Stored entries ▸
============================================================

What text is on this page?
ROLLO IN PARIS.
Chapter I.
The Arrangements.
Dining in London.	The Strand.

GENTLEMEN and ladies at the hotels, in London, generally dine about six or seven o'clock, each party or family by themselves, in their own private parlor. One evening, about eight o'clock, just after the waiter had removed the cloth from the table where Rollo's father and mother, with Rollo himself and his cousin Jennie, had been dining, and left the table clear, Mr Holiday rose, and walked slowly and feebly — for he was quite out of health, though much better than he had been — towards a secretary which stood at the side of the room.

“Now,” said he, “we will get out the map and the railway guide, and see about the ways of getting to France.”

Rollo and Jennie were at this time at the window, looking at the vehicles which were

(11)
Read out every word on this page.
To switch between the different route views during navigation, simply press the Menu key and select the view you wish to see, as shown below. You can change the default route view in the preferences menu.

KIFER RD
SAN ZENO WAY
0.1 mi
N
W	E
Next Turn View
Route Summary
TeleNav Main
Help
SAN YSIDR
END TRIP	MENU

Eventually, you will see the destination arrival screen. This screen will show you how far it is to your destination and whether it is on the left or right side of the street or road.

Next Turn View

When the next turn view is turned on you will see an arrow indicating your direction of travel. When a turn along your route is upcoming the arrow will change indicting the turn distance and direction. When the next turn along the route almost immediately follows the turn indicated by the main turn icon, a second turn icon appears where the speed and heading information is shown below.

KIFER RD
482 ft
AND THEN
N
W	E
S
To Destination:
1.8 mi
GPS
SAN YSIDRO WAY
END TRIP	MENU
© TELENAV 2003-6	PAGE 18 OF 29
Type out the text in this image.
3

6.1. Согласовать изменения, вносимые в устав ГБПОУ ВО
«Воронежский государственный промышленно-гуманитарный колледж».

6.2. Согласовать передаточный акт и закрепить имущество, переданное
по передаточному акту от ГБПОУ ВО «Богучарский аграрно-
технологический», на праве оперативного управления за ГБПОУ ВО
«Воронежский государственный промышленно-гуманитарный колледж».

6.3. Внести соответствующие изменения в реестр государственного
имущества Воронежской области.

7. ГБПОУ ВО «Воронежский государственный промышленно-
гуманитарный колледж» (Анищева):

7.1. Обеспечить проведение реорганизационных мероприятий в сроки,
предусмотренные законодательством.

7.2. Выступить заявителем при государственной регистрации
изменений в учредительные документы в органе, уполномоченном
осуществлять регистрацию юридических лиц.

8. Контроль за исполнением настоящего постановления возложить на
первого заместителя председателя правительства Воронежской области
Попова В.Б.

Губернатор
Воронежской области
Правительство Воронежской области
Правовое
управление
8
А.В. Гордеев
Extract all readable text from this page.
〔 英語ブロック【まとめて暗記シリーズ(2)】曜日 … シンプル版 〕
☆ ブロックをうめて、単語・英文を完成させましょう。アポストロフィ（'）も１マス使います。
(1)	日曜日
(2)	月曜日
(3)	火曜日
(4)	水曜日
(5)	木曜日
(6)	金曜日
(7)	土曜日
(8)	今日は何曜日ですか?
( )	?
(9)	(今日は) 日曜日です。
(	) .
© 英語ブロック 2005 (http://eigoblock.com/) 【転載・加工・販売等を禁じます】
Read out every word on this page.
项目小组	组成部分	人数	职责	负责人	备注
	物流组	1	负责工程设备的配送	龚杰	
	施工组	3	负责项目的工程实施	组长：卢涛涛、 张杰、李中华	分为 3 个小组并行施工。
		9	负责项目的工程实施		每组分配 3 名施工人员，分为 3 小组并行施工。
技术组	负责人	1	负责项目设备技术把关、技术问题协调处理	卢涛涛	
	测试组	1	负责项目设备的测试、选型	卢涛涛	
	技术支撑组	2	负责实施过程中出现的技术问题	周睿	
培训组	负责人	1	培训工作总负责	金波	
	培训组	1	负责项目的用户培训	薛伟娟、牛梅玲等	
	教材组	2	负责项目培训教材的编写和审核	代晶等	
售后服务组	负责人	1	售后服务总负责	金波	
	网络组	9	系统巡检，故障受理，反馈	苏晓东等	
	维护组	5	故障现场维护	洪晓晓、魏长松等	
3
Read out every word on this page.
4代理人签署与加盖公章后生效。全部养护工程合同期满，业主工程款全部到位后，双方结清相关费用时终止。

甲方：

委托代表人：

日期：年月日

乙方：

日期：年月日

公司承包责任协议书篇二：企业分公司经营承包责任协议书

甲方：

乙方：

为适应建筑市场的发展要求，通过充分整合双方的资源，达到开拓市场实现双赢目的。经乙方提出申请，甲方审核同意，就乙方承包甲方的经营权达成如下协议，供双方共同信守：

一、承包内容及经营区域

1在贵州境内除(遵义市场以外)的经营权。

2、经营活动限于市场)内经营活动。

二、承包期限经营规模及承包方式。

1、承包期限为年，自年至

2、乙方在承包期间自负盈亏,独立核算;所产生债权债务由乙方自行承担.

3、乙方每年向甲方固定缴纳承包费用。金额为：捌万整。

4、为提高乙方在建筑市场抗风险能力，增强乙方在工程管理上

============================================================

Exercise details ▸
Type out the whole listing above again, exactly as it stands.

The solution ▸
What text is on this page?
ROLLO IN PARIS.
Chapter I.
The Arrangements.
Dining in London.	The Strand.

GENTLEMEN and ladies at the hotels, in London, generally dine about six or seven o'clock, each party or family by themselves, in their own private parlor. One evening, about eight o'clock, just after the waiter had removed the cloth from the table where Rollo's father and mother, with Rollo himself and his cousin Jennie, had been dining, and left the table clear, Mr Holiday rose, and walked slowly and feebly — for he was quite out of health, though much better than he had been — towards a secretary which stood at the side of the room.

“Now,” said he, “we will get out the map and the railway guide, and see about the ways of getting to France.”

Rollo and Jennie were at this time at the window, looking at the vehicles which were

(11)
Read out every word on this page.
To switch between the different route views during navigation, simply press the Menu key and select the view you wish to see, as shown below. You can change the default route view in the preferences menu.

KIFER RD
SAN ZENO WAY
0.1 mi
N
W	E
Next Turn View
Route Summary
TeleNav Main
Help
SAN YSIDR
END TRIP	MENU

Eventually, you will see the destination arrival screen. This screen will show you how far it is to your destination and whether it is on the left or right side of the street or road.

Next Turn View

When the next turn view is turned on you will see an arrow indicating your direction of travel. When a turn along your route is upcoming the arrow will change indicting the turn distance and direction. When the next turn along the route almost immediately follows the turn indicated by the main turn icon, a second turn icon appears where the speed and heading information is shown below.

KIFER RD
482 ft
AND THEN
N
W	E
S
To Destination:
1.8 mi
GPS
SAN YSIDRO WAY
END TRIP	MENU
© TELENAV 2003-6	PAGE 18 OF 29
Type out the text in this image.
3

6.1. Согласовать изменения, вносимые в устав ГБПОУ ВО
«Воронежский государственный промышленно-гуманитарный колледж».

6.2. Согласовать передаточный акт и закрепить имущество, переданное
по передаточному акту от ГБПОУ ВО «Богучарский аграрно-
технологический», на праве оперативного управления за ГБПОУ ВО
«Воронежский государственный промышленно-гуманитарный колледж».

6.3. Внести соответствующие изменения в реестр государственного
имущества Воронежской области.

7. ГБПОУ ВО «Воронежский государственный промышленно-
гуманитарный колледж» (Анищева):

7.1. Обеспечить проведение реорганизационных мероприятий в сроки,
предусмотренные законодательством.

7.2. Выступить заявителем при государственной регистрации
изменений в учредительные документы в органе, уполномоченном
осуществлять регистрацию юридических лиц.

8. Контроль за исполнением настоящего постановления возложить на
первого заместителя председателя правительства Воронежской области
Попова В.Б.

Губернатор
Воронежской области
Правительство Воронежской области
Правовое
управление
8
А.В. Гордеев
Extract all readable text from this page.
〔 英語ブロック【まとめて暗記シリーズ(2)】曜日 … シンプル版 〕
☆ ブロックをうめて、単語・英文を完成させましょう。アポストロフィ（'）も１マス使います。
(1)	日曜日
(2)	月曜日
(3)	火曜日
(4)	水曜日
(5)	木曜日
(6)	金曜日
(7)	土曜日
(8)	今日は何曜日ですか?
( )	?
(9)	(今日は) 日曜日です。
(	) .
© 英語ブロック 2005 (http://eigoblock.com/) 【転載・加工・販売等を禁じます】
Read out every word on this page.
项目小组	组成部分	人数	职责	负责人	备注
	物流组	1	负责工程设备的配送	龚杰	
	施工组	3	负责项目的工程实施	组长：卢涛涛、 张杰、李中华	分为 3 个小组并行施工。
		9	负责项目的工程实施		每组分配 3 名施工人员，分为 3 小组并行施工。
技术组	负责人	1	负责项目设备技术把关、技术问题协调处理	卢涛涛	
	测试组	1	负责项目设备的测试、选型	卢涛涛	
	技术支撑组	2	负责实施过程中出现的技术问题	周睿	
培训组	负责人	1	培训工作总负责	金波	
	培训组	1	负责项目的用户培训	薛伟娟、牛梅玲等	
	教材组	2	负责项目培训教材的编写和审核	代晶等	
售后服务组	负责人	1	售后服务总负责	金波	
	网络组	9	系统巡检，故障受理，反馈	苏晓东等	
	维护组	5	故障现场维护	洪晓晓、魏长松等	
3
Read out every word on this page.
4代理人签署与加盖公章后生效。全部养护工程合同期满，业主工程款全部到位后，双方结清相关费用时终止。

甲方：

委托代表人：

日期：年月日

乙方：

日期：年月日

公司承包责任协议书篇二：企业分公司经营承包责任协议书

甲方：

乙方：

为适应建筑市场的发展要求，通过充分整合双方的资源，达到开拓市场实现双赢目的。经乙方提出申请，甲方审核同意，就乙方承包甲方的经营权达成如下协议，供双方共同信守：

一、承包内容及经营区域

1在贵州境内除(遵义市场以外)的经营权。

2、经营活动限于市场)内经营活动。

二、承包期限经营规模及承包方式。

1、承包期限为年，自年至

2、乙方在承包期间自负盈亏,独立核算;所产生债权债务由乙方自行承担.

3、乙方每年向甲方固定缴纳承包费用。金额为：捌万整。

4、为提高乙方在建筑市场抗风险能力，增强乙方在工程管理上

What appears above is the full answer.